- Records for this exercise -

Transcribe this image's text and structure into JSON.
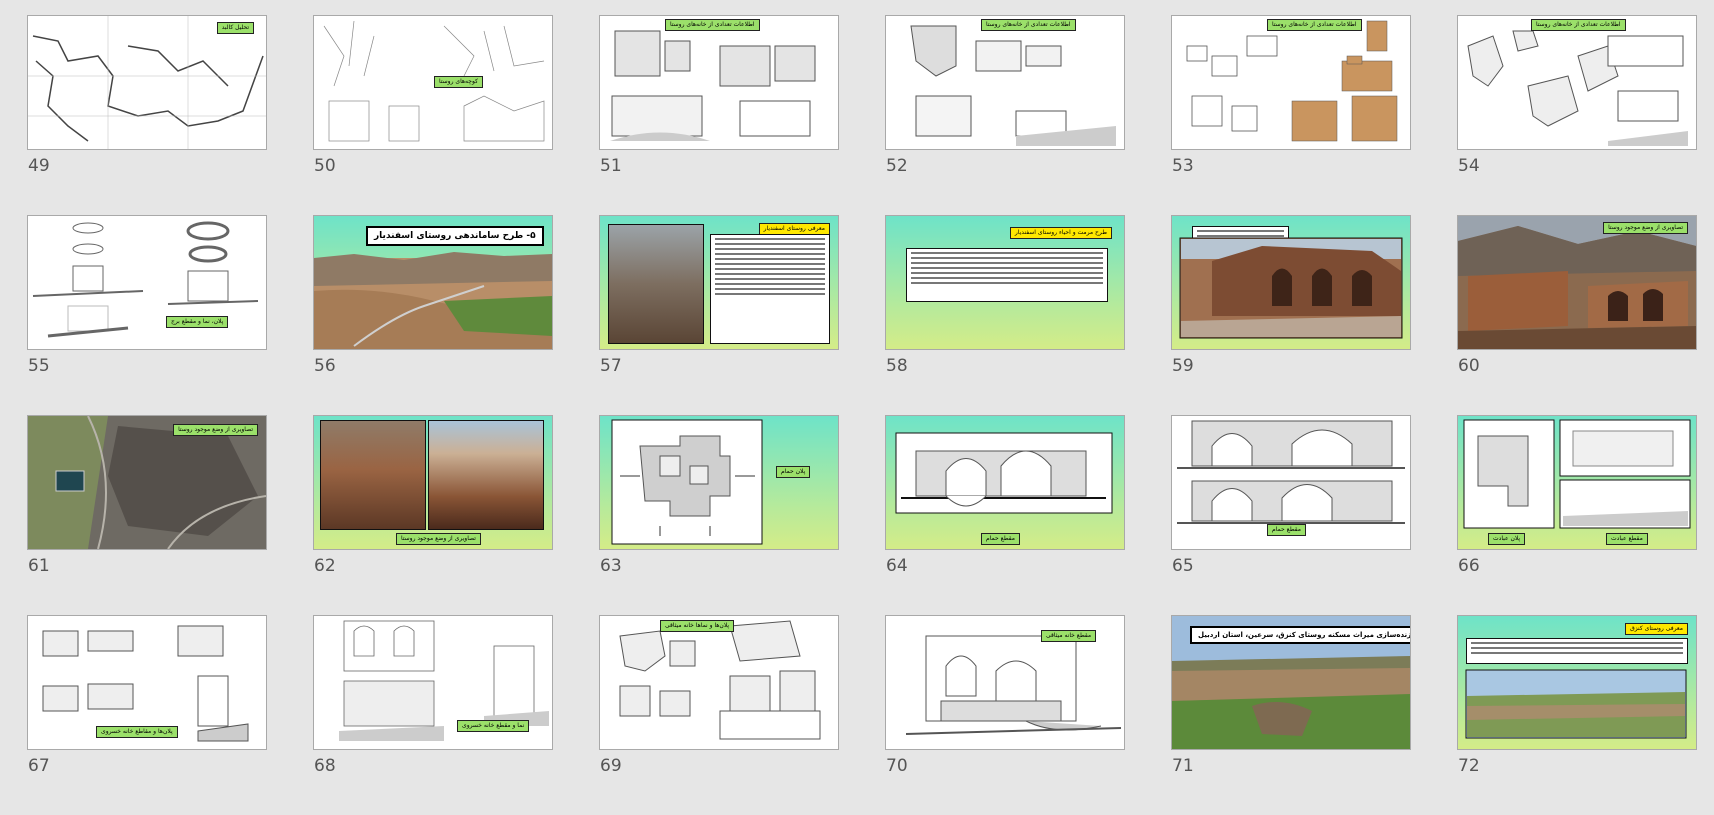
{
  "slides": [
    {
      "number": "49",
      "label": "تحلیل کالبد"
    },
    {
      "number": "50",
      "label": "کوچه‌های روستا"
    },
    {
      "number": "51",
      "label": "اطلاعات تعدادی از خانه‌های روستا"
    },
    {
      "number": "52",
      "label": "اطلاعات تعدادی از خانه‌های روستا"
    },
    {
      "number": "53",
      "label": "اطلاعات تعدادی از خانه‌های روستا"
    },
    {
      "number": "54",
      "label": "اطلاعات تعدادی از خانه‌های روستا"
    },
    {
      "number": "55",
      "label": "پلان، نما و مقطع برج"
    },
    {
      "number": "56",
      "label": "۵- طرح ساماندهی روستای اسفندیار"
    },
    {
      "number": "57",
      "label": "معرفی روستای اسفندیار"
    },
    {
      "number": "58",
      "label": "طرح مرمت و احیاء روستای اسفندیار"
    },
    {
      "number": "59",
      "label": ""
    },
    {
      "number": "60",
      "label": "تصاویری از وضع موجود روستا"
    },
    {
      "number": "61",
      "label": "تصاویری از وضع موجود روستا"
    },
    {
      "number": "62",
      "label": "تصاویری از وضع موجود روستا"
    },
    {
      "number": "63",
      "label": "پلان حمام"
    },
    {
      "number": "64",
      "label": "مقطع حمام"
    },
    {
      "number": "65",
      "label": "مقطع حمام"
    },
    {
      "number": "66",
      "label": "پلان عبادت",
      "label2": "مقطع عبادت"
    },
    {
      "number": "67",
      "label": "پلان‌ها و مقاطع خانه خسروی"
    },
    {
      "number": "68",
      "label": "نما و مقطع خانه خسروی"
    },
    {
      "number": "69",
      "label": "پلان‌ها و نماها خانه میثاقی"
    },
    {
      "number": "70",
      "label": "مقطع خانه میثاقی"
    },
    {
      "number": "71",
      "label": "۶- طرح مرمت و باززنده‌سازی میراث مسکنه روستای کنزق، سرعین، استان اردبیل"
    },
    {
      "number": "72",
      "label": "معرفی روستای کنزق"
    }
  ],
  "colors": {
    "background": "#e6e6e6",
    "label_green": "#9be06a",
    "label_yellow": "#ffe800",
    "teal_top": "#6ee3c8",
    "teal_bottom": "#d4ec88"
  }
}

- What the exercise asks -
Reproduce all of the material exactly, apart from the pictures.

- Exercise solution -
Transcribe this image's text and structure into JSON.
{
  "slides": [
    {
      "number": "49",
      "label": "تحلیل کالبد"
    },
    {
      "number": "50",
      "label": "کوچه‌های روستا"
    },
    {
      "number": "51",
      "label": "اطلاعات تعدادی از خانه‌های روستا"
    },
    {
      "number": "52",
      "label": "اطلاعات تعدادی از خانه‌های روستا"
    },
    {
      "number": "53",
      "label": "اطلاعات تعدادی از خانه‌های روستا"
    },
    {
      "number": "54",
      "label": "اطلاعات تعدادی از خانه‌های روستا"
    },
    {
      "number": "55",
      "label": "پلان، نما و مقطع برج"
    },
    {
      "number": "56",
      "label": "۵- طرح ساماندهی روستای اسفندیار"
    },
    {
      "number": "57",
      "label": "معرفی روستای اسفندیار"
    },
    {
      "number": "58",
      "label": "طرح مرمت و احیاء روستای اسفندیار"
    },
    {
      "number": "59",
      "label": ""
    },
    {
      "number": "60",
      "label": "تصاویری از وضع موجود روستا"
    },
    {
      "number": "61",
      "label": "تصاویری از وضع موجود روستا"
    },
    {
      "number": "62",
      "label": "تصاویری از وضع موجود روستا"
    },
    {
      "number": "63",
      "label": "پلان حمام"
    },
    {
      "number": "64",
      "label": "مقطع حمام"
    },
    {
      "number": "65",
      "label": "مقطع حمام"
    },
    {
      "number": "66",
      "label": "پلان عبادت",
      "label2": "مقطع عبادت"
    },
    {
      "number": "67",
      "label": "پلان‌ها و مقاطع خانه خسروی"
    },
    {
      "number": "68",
      "label": "نما و مقطع خانه خسروی"
    },
    {
      "number": "69",
      "label": "پلان‌ها و نماها خانه میثاقی"
    },
    {
      "number": "70",
      "label": "مقطع خانه میثاقی"
    },
    {
      "number": "71",
      "label": "۶- طرح مرمت و باززنده‌سازی میراث مسکنه روستای کنزق، سرعین، استان اردبیل"
    },
    {
      "number": "72",
      "label": "معرفی روستای کنزق"
    }
  ],
  "colors": {
    "background": "#e6e6e6",
    "label_green": "#9be06a",
    "label_yellow": "#ffe800",
    "teal_top": "#6ee3c8",
    "teal_bottom": "#d4ec88"
  }
}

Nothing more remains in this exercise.